EXERCISE BRIEF: What follows is a listing; give it again exactly, in its entirety.

Stored data
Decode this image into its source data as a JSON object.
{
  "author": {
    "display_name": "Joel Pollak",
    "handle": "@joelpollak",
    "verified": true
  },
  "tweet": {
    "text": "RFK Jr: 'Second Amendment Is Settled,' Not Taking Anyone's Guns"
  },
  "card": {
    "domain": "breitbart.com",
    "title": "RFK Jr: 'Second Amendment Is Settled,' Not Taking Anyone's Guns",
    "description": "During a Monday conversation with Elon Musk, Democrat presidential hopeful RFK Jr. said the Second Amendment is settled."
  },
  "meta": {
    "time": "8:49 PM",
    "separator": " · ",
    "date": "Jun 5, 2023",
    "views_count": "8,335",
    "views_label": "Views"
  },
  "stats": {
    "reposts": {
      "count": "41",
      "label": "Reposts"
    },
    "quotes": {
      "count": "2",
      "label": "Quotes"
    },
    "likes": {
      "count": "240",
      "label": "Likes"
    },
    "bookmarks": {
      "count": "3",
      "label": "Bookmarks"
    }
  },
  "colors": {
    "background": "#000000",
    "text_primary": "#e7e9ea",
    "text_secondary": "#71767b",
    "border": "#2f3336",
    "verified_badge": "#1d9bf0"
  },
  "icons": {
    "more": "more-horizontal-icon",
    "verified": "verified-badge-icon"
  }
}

RESPONSE TO THIS TASK:
Decode this image into its source data as a JSON object.
{
  "author": {
    "display_name": "Joel Pollak",
    "handle": "@joelpollak",
    "verified": true
  },
  "tweet": {
    "text": "RFK Jr: 'Second Amendment Is Settled,' Not Taking Anyone's Guns"
  },
  "card": {
    "domain": "breitbart.com",
    "title": "RFK Jr: 'Second Amendment Is Settled,' Not Taking Anyone's Guns",
    "description": "During a Monday conversation with Elon Musk, Democrat presidential hopeful RFK Jr. said the Second Amendment is settled."
  },
  "meta": {
    "time": "8:49 PM",
    "separator": " · ",
    "date": "Jun 5, 2023",
    "views_count": "8,335",
    "views_label": "Views"
  },
  "stats": {
    "reposts": {
      "count": "41",
      "label": "Reposts"
    },
    "quotes": {
      "count": "2",
      "label": "Quotes"
    },
    "likes": {
      "count": "240",
      "label": "Likes"
    },
    "bookmarks": {
      "count": "3",
      "label": "Bookmarks"
    }
  },
  "colors": {
    "background": "#000000",
    "text_primary": "#e7e9ea",
    "text_secondary": "#71767b",
    "border": "#2f3336",
    "verified_badge": "#1d9bf0"
  },
  "icons": {
    "more": "more-horizontal-icon",
    "verified": "verified-badge-icon"
  }
}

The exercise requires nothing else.